Data entries:
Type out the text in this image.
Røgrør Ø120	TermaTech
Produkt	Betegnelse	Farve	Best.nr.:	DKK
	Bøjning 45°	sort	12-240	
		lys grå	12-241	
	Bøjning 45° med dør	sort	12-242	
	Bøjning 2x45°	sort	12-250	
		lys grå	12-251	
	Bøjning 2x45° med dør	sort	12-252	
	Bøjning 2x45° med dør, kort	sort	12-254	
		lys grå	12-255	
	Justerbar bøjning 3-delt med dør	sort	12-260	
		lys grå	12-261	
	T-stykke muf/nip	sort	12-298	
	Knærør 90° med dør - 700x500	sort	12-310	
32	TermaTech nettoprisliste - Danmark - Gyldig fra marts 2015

* * *

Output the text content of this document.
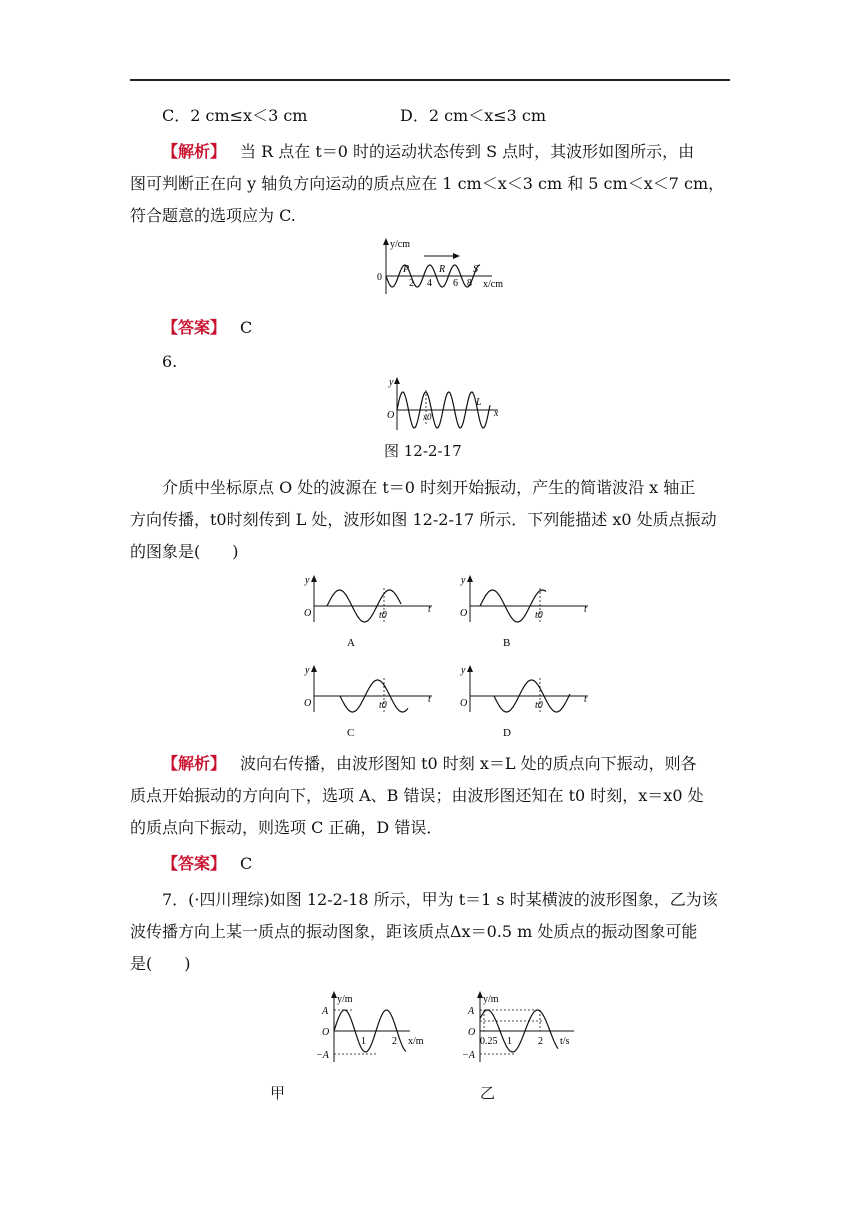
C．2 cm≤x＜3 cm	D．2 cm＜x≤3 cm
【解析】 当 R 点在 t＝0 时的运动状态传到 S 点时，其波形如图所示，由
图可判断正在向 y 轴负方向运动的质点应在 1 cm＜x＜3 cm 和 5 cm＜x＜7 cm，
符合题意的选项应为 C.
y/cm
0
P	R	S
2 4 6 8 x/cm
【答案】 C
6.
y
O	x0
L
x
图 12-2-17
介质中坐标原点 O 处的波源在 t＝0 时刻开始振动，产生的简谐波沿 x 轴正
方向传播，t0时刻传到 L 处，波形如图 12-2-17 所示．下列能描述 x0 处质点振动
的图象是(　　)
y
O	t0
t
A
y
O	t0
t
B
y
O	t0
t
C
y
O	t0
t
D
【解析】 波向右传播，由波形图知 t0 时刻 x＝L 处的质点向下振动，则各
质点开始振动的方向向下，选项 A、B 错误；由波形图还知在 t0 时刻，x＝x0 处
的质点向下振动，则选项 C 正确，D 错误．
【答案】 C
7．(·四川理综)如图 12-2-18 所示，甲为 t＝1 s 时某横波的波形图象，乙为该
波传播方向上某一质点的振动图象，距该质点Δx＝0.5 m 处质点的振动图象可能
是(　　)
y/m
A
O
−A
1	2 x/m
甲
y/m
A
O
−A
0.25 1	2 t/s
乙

--

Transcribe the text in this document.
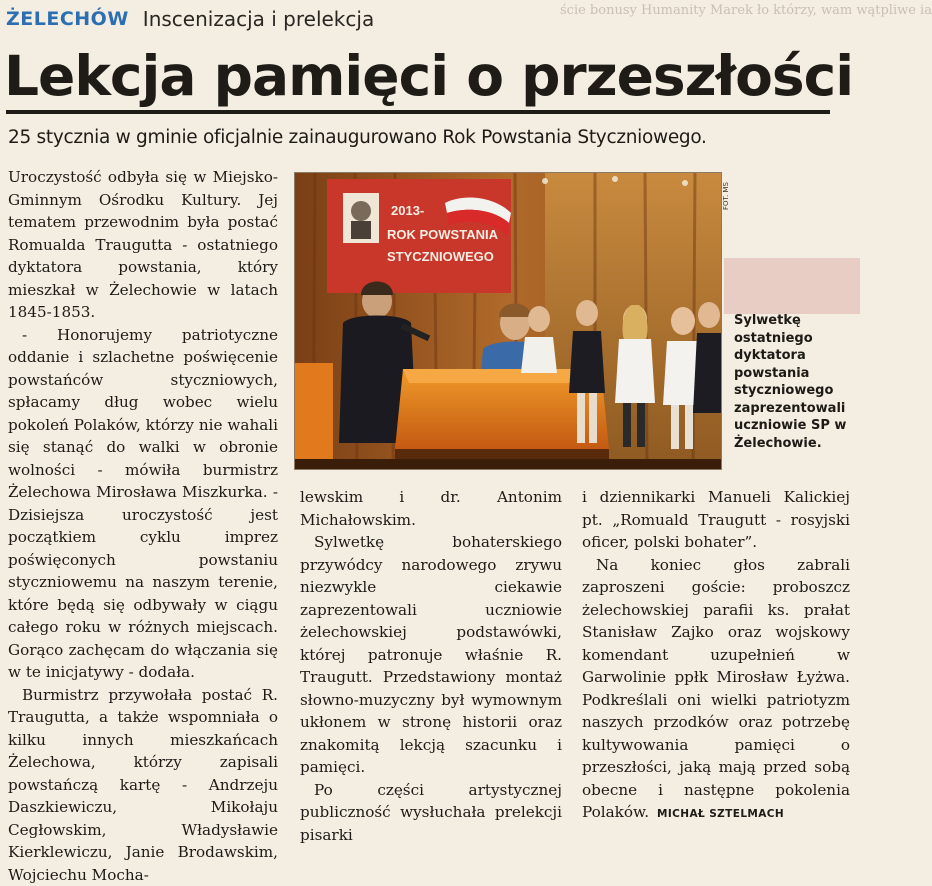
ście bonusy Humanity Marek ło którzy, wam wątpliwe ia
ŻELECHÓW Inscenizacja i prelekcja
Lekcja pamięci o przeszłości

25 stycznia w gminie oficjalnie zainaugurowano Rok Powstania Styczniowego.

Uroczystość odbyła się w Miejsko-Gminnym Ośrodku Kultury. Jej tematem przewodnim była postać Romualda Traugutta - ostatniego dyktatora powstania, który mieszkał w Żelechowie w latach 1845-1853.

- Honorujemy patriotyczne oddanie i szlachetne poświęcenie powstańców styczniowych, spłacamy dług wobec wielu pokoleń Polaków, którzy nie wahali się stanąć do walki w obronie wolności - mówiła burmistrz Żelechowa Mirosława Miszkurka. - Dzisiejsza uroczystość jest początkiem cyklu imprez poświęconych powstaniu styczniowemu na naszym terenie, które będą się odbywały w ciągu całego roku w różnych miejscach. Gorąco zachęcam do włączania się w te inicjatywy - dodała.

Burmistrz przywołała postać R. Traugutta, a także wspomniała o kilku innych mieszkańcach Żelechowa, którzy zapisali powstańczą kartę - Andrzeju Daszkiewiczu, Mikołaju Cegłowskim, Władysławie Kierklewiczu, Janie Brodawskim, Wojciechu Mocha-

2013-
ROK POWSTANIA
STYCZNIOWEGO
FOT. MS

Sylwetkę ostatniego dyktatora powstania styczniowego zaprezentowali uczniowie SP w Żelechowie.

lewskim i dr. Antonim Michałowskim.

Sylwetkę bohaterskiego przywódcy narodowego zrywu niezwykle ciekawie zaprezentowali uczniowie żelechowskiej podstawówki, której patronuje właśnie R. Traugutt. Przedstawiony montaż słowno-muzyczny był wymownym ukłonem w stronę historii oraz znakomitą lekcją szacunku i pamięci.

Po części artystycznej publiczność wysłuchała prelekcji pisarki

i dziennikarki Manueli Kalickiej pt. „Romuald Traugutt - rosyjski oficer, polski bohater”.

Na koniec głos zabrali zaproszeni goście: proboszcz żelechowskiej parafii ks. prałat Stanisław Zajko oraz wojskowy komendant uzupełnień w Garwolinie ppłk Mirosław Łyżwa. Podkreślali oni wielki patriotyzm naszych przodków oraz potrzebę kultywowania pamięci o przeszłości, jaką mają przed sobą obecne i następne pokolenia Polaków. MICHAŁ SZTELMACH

§ **WHAT TO DO**
Pick out every line holding the string "document" and return it.

§ **PROBLEM SOLUTION**
Output the text content of this document.
Transcribe the text in this document.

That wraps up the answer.